▶ [PROMPT]: Reproduce the records below in full and without edits, omitting images.

(Figure dataset records)

|---|

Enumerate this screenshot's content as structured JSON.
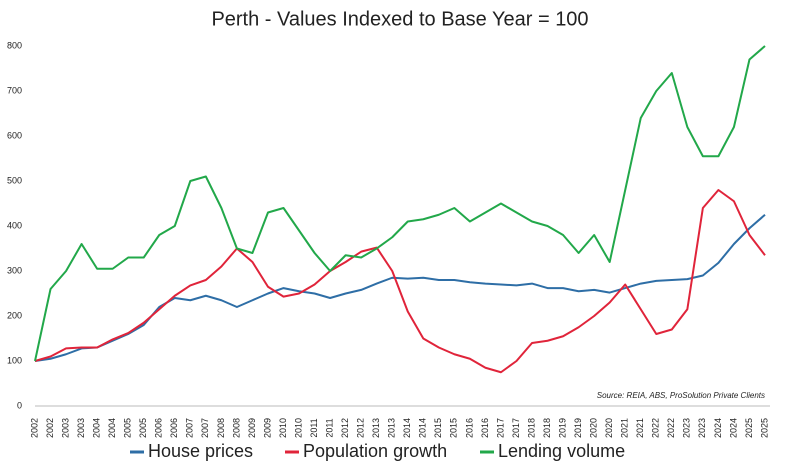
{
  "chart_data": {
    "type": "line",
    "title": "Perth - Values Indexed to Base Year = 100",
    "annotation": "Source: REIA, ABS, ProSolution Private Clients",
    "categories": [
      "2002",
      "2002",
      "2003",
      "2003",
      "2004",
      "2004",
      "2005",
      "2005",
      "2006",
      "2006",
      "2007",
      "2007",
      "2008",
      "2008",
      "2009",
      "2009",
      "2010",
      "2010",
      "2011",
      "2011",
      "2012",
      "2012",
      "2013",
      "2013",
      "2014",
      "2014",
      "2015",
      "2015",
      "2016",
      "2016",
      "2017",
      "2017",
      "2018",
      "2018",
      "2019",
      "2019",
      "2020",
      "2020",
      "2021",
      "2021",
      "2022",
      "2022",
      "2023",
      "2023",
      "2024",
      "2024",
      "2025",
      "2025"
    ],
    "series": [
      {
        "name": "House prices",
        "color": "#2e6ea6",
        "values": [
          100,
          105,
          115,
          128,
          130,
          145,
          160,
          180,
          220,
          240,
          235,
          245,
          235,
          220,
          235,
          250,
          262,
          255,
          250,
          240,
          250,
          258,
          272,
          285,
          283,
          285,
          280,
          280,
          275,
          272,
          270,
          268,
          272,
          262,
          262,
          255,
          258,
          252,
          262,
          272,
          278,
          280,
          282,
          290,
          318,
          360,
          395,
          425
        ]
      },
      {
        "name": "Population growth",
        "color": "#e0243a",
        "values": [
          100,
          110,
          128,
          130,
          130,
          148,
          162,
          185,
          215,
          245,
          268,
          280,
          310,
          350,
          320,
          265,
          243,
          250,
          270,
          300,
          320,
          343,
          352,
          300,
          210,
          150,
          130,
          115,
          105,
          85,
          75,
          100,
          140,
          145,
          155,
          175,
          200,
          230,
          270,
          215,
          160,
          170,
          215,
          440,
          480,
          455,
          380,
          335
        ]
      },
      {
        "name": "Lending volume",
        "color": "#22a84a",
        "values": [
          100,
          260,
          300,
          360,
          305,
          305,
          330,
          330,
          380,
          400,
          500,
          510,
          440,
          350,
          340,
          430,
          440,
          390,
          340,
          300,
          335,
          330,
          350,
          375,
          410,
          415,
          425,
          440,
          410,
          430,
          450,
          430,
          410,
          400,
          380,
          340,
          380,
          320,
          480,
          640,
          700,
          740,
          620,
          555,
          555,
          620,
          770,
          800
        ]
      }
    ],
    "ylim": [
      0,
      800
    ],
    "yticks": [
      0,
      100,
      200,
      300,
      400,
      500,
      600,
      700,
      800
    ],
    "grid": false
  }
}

|---|

▶ [SOLUTION BELOW]:
Enumerate this screenshot's content as structured JSON.
{
  "chart_data": {
    "type": "line",
    "title": "Perth - Values Indexed to Base Year = 100",
    "annotation": "Source: REIA, ABS, ProSolution Private Clients",
    "categories": [
      "2002",
      "2002",
      "2003",
      "2003",
      "2004",
      "2004",
      "2005",
      "2005",
      "2006",
      "2006",
      "2007",
      "2007",
      "2008",
      "2008",
      "2009",
      "2009",
      "2010",
      "2010",
      "2011",
      "2011",
      "2012",
      "2012",
      "2013",
      "2013",
      "2014",
      "2014",
      "2015",
      "2015",
      "2016",
      "2016",
      "2017",
      "2017",
      "2018",
      "2018",
      "2019",
      "2019",
      "2020",
      "2020",
      "2021",
      "2021",
      "2022",
      "2022",
      "2023",
      "2023",
      "2024",
      "2024",
      "2025",
      "2025"
    ],
    "series": [
      {
        "name": "House prices",
        "color": "#2e6ea6",
        "values": [
          100,
          105,
          115,
          128,
          130,
          145,
          160,
          180,
          220,
          240,
          235,
          245,
          235,
          220,
          235,
          250,
          262,
          255,
          250,
          240,
          250,
          258,
          272,
          285,
          283,
          285,
          280,
          280,
          275,
          272,
          270,
          268,
          272,
          262,
          262,
          255,
          258,
          252,
          262,
          272,
          278,
          280,
          282,
          290,
          318,
          360,
          395,
          425
        ]
      },
      {
        "name": "Population growth",
        "color": "#e0243a",
        "values": [
          100,
          110,
          128,
          130,
          130,
          148,
          162,
          185,
          215,
          245,
          268,
          280,
          310,
          350,
          320,
          265,
          243,
          250,
          270,
          300,
          320,
          343,
          352,
          300,
          210,
          150,
          130,
          115,
          105,
          85,
          75,
          100,
          140,
          145,
          155,
          175,
          200,
          230,
          270,
          215,
          160,
          170,
          215,
          440,
          480,
          455,
          380,
          335
        ]
      },
      {
        "name": "Lending volume",
        "color": "#22a84a",
        "values": [
          100,
          260,
          300,
          360,
          305,
          305,
          330,
          330,
          380,
          400,
          500,
          510,
          440,
          350,
          340,
          430,
          440,
          390,
          340,
          300,
          335,
          330,
          350,
          375,
          410,
          415,
          425,
          440,
          410,
          430,
          450,
          430,
          410,
          400,
          380,
          340,
          380,
          320,
          480,
          640,
          700,
          740,
          620,
          555,
          555,
          620,
          770,
          800
        ]
      }
    ],
    "ylim": [
      0,
      800
    ],
    "yticks": [
      0,
      100,
      200,
      300,
      400,
      500,
      600,
      700,
      800
    ],
    "grid": false
  }
}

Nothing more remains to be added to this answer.